» Exercise brief
Copy out the lines that include the word "this".

» Records
-=-=-=-=-
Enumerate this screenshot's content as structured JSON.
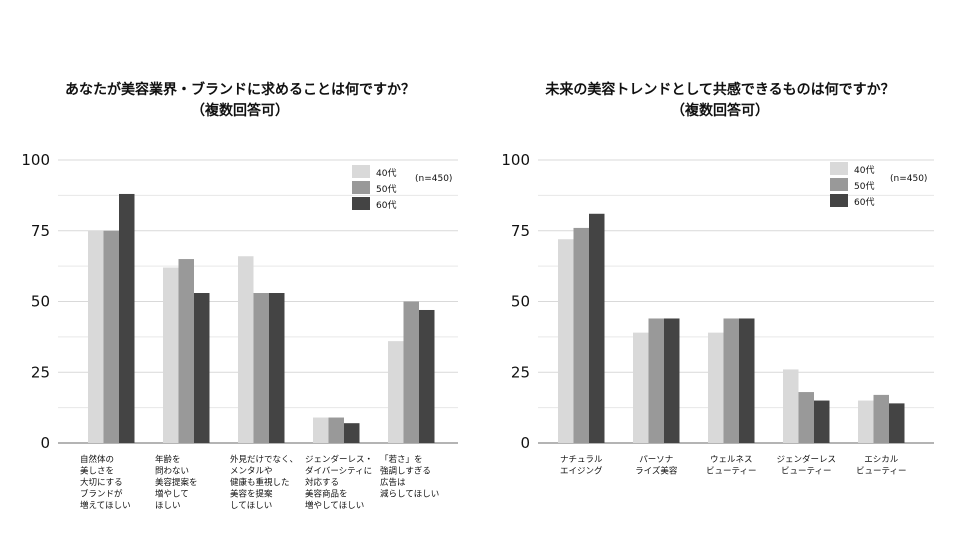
-=-=-=-=-
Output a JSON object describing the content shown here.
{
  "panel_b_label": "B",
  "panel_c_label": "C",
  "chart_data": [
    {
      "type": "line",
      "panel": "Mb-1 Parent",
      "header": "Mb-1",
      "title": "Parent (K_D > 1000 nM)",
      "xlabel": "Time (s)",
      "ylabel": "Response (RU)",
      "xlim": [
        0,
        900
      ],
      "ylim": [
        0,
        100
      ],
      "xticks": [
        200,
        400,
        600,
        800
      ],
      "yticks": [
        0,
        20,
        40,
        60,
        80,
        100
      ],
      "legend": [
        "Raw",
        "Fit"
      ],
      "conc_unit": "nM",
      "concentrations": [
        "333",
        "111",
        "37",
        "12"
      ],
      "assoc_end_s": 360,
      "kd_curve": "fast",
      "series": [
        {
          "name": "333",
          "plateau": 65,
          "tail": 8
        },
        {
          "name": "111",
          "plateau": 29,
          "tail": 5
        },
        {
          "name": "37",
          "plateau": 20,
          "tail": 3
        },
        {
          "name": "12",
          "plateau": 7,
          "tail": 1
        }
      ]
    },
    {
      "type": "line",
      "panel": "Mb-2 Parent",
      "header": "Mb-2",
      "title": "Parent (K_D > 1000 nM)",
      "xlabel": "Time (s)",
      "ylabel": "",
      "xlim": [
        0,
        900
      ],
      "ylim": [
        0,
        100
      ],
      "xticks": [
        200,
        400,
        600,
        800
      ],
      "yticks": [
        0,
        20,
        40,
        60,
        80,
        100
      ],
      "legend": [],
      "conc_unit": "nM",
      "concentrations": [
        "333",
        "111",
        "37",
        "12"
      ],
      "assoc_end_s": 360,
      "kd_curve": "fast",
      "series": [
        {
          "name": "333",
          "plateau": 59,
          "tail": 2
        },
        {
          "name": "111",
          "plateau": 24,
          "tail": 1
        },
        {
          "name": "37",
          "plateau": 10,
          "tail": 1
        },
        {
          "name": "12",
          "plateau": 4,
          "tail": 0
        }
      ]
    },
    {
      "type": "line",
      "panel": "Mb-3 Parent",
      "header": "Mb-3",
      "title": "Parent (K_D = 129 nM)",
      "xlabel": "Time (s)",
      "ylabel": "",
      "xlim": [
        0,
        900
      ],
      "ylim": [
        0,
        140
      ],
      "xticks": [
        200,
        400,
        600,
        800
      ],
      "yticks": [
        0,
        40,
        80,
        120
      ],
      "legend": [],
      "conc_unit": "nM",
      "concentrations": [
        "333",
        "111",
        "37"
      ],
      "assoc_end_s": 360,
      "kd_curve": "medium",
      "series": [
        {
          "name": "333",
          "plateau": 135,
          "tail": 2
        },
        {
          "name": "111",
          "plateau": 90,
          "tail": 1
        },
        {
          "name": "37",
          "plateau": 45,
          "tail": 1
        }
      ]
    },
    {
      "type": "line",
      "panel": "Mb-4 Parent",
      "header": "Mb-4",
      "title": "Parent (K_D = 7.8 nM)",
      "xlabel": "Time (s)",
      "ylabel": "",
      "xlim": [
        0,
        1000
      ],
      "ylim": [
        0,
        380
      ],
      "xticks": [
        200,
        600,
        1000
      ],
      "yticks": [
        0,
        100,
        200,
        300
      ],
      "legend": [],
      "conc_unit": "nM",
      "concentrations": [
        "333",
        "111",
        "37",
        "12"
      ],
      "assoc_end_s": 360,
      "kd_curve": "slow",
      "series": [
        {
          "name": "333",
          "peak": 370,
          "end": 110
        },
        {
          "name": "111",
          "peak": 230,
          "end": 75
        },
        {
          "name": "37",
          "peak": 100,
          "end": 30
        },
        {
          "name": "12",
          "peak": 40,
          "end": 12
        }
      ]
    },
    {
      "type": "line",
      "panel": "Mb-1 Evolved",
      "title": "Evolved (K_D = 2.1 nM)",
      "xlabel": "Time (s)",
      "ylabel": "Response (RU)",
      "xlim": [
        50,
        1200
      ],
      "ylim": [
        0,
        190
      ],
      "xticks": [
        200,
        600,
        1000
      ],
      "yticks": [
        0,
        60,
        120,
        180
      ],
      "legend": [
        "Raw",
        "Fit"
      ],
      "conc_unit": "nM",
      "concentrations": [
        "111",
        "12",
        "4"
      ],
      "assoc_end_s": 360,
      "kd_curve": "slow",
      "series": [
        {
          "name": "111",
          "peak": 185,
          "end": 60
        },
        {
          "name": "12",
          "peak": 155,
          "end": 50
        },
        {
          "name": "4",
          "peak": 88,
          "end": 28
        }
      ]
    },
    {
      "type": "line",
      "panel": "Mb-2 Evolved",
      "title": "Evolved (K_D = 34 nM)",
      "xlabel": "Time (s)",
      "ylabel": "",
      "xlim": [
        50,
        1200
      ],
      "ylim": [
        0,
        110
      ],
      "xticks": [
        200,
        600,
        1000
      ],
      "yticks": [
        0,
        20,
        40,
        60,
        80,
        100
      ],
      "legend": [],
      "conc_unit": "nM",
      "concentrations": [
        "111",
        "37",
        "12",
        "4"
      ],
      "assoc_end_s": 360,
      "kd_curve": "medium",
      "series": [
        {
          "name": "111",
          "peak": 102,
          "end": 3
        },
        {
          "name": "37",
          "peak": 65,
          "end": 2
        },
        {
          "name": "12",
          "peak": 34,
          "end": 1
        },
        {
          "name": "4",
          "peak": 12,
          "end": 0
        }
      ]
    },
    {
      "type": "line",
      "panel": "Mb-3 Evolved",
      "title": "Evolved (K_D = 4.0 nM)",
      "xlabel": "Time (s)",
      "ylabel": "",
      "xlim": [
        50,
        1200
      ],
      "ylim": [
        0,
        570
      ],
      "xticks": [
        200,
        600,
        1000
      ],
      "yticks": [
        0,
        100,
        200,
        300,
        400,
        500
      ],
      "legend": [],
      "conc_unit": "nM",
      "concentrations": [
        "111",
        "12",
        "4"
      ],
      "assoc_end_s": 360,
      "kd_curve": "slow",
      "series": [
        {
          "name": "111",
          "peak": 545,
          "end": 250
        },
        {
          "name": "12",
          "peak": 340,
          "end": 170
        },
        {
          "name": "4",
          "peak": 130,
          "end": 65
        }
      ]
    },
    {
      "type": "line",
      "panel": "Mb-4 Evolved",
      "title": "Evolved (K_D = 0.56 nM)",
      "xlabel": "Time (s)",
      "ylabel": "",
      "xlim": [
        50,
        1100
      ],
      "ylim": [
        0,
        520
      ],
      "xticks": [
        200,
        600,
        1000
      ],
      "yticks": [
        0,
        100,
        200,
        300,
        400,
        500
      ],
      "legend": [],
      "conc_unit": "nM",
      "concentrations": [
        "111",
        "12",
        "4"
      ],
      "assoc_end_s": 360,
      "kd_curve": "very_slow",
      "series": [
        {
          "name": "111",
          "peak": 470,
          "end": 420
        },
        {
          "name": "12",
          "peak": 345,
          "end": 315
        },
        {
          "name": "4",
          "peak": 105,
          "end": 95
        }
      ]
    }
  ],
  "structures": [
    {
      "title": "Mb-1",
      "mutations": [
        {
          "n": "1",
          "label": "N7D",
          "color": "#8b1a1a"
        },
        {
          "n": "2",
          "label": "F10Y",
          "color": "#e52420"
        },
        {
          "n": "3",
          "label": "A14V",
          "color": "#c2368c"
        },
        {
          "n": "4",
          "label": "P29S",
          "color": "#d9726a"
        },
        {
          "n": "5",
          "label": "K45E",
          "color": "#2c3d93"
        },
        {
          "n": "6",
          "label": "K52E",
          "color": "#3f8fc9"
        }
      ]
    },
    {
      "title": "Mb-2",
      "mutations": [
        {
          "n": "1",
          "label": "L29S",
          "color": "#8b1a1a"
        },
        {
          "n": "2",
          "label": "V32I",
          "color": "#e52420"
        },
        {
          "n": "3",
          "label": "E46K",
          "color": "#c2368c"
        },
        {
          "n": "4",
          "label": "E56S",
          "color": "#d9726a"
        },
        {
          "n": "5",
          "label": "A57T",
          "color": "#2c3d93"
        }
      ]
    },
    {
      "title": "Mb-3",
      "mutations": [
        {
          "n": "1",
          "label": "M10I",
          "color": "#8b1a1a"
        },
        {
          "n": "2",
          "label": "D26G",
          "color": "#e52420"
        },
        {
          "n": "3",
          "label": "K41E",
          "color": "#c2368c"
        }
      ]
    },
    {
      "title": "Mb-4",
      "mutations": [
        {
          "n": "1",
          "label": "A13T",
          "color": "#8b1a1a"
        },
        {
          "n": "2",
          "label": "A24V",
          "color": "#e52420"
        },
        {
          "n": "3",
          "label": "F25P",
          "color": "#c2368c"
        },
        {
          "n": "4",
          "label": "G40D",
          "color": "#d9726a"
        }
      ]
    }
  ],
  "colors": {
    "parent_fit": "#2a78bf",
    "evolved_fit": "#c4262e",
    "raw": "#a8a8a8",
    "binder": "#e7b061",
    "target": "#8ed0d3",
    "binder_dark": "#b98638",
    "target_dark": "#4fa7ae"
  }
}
-=-=-=-=-
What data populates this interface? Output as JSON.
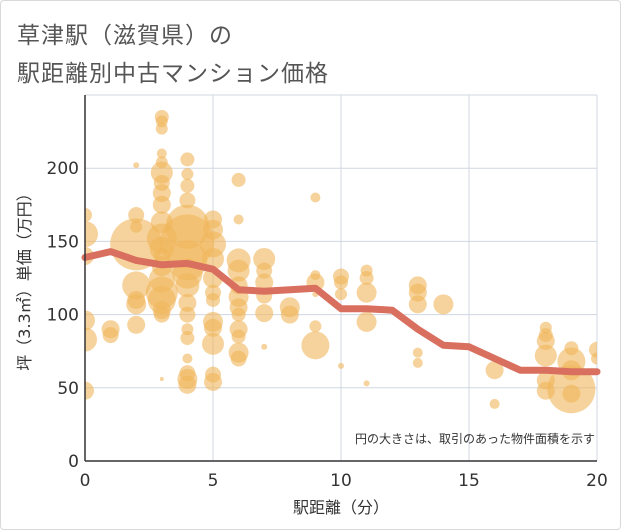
-=-=-=-=-
» Reply
Enumerate this screenshot's content as structured JSON.
What data populates this interface? Output as JSON.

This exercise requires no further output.